• [OBJECTIVE]
Write the number of lines holding the word "Moriz", and nothing else.

— Start of DATA EXTRACT —

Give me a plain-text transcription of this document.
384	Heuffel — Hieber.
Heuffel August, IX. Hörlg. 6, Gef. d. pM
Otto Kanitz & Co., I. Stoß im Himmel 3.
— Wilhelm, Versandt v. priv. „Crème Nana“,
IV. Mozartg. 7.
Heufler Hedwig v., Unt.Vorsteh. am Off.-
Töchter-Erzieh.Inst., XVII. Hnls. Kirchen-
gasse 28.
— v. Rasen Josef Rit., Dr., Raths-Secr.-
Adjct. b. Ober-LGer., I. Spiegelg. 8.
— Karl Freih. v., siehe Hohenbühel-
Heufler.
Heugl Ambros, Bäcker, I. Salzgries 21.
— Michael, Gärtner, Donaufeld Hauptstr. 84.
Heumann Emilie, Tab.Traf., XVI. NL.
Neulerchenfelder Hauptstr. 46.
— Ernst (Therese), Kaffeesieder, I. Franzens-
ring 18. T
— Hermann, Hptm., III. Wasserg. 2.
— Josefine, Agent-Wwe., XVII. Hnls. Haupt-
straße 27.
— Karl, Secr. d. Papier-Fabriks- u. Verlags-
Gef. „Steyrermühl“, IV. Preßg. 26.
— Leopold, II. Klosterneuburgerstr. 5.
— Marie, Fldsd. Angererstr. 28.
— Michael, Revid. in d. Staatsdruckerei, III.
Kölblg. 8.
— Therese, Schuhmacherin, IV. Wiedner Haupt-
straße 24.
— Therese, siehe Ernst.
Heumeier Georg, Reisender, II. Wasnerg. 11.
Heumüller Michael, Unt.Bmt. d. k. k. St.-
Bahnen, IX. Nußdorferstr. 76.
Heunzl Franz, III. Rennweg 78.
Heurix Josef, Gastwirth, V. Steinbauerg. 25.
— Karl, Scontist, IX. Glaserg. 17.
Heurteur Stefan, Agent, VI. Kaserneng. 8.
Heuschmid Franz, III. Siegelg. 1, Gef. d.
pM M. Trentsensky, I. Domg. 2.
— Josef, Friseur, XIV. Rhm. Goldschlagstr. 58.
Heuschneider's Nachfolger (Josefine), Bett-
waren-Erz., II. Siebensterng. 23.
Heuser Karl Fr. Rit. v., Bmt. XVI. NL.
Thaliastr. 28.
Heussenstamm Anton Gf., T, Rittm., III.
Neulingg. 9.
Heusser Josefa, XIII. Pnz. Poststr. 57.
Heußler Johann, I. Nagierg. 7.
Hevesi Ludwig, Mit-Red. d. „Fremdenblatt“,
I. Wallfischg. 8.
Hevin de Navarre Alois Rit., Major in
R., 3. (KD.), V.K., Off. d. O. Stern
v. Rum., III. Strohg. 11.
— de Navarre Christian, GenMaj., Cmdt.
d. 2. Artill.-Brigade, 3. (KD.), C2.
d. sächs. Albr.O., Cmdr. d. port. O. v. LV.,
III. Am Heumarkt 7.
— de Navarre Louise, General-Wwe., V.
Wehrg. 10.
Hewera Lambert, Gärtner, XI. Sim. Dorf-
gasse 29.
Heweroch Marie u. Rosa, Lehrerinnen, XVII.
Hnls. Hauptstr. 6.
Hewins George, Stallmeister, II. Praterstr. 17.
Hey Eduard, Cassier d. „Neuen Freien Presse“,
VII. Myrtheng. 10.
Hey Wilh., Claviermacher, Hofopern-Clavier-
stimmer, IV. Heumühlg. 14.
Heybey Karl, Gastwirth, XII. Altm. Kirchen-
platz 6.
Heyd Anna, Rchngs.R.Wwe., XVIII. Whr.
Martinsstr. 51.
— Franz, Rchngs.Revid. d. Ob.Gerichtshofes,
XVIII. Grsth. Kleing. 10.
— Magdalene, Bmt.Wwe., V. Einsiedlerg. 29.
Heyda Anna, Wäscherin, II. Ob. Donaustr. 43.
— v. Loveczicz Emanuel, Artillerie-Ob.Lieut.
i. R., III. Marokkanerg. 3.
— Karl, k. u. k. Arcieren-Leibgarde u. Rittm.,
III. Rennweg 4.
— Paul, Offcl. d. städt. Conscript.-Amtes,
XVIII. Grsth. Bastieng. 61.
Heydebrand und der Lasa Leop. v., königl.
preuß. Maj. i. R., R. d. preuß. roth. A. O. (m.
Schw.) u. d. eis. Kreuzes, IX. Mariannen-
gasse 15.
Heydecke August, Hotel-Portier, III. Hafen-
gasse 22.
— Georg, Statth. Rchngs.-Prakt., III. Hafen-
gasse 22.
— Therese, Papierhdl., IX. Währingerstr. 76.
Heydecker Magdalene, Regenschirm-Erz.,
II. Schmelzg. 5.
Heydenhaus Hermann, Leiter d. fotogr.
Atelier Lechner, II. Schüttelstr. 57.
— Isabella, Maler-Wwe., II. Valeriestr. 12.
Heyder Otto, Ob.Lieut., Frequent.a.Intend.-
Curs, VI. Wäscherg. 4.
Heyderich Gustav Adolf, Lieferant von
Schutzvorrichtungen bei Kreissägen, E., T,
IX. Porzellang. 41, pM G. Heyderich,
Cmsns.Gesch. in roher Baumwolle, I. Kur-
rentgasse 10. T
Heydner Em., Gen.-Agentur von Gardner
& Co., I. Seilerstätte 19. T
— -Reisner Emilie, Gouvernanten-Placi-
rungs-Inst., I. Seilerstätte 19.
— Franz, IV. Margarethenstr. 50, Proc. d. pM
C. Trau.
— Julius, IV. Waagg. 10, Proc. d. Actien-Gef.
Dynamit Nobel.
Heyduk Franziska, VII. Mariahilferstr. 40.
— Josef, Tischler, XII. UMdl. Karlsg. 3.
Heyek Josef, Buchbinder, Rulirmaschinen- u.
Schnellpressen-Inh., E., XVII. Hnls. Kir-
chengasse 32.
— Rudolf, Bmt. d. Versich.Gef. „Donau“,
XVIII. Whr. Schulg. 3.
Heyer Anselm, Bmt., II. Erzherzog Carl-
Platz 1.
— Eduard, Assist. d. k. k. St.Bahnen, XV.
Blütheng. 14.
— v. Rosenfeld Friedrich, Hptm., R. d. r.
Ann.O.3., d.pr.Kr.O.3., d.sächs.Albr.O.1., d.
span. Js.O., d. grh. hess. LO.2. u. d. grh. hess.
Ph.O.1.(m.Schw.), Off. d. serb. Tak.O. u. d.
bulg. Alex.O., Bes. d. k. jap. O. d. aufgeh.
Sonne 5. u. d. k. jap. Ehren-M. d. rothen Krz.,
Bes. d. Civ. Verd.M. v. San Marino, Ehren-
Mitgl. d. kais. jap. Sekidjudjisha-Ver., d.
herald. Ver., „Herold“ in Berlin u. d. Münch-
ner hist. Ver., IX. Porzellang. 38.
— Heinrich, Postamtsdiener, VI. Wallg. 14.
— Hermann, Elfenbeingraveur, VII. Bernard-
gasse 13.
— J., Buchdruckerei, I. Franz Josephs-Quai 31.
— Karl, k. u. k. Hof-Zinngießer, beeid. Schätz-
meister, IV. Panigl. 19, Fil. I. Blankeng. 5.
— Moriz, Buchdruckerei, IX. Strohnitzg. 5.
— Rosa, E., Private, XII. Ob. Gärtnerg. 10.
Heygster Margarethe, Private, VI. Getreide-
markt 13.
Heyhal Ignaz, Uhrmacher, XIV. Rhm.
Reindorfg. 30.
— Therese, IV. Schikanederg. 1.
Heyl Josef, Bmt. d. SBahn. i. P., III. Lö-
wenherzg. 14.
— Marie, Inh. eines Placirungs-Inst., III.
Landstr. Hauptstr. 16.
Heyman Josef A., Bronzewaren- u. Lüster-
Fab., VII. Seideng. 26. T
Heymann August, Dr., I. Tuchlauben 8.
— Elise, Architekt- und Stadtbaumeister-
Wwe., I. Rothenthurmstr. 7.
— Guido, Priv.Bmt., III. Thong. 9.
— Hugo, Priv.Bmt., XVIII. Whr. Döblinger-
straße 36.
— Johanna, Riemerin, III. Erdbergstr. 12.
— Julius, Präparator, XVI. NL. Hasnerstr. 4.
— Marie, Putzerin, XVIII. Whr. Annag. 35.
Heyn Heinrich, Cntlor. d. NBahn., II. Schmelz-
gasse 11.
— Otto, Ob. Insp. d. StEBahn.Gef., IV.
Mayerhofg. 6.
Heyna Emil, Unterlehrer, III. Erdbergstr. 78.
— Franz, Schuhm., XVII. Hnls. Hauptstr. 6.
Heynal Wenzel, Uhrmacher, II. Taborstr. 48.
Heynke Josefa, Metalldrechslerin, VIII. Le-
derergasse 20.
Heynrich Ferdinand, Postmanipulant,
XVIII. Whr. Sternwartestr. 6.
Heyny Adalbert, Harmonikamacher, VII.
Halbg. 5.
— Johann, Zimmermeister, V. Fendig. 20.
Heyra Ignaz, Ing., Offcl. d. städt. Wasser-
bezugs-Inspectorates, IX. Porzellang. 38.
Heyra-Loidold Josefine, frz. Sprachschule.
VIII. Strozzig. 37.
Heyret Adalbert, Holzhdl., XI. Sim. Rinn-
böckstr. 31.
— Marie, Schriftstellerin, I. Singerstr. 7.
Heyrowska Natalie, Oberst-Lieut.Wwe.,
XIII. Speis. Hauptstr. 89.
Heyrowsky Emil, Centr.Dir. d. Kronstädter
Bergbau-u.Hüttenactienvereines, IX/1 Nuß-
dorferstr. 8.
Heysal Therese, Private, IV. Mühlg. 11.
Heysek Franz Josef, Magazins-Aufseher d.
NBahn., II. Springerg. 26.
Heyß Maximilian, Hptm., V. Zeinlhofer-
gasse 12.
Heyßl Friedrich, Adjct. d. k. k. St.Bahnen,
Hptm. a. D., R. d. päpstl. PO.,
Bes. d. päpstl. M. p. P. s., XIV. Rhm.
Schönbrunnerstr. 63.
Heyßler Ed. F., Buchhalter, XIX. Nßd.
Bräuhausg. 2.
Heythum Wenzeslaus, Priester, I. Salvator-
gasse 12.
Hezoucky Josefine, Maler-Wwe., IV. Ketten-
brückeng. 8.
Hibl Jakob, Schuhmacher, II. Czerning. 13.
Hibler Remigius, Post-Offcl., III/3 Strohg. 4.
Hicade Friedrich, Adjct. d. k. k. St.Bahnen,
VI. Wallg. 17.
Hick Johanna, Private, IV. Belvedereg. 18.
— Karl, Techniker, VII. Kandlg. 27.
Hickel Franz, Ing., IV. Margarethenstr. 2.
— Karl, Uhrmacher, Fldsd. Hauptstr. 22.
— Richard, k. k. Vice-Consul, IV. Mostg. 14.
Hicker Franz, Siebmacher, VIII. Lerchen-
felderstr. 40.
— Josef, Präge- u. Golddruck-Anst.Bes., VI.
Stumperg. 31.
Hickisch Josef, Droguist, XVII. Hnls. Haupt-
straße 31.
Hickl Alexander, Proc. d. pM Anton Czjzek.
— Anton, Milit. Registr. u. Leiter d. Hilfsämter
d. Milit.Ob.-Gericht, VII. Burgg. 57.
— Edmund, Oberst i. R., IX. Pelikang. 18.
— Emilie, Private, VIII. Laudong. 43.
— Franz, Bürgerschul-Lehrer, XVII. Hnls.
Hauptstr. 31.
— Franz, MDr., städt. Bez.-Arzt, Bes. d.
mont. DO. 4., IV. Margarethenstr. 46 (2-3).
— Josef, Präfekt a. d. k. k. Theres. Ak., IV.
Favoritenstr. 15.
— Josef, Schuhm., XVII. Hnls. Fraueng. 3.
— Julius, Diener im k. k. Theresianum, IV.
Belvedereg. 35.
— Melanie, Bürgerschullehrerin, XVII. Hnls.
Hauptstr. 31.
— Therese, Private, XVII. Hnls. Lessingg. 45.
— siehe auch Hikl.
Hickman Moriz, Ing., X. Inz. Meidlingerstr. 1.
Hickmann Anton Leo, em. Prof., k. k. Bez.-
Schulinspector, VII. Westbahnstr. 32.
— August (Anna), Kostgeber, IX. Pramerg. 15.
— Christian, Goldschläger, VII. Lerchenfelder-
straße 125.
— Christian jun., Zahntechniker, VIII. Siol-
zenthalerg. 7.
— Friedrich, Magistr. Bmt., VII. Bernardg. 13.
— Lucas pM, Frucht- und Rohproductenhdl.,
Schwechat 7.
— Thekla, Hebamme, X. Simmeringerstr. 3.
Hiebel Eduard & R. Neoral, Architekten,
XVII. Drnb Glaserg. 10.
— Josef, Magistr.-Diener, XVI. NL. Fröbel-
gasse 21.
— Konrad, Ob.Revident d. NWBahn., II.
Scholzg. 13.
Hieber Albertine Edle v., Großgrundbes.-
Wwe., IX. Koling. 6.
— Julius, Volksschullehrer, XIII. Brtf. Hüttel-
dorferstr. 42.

— End of DATA EXTRACT —

• [SOLUTION]
2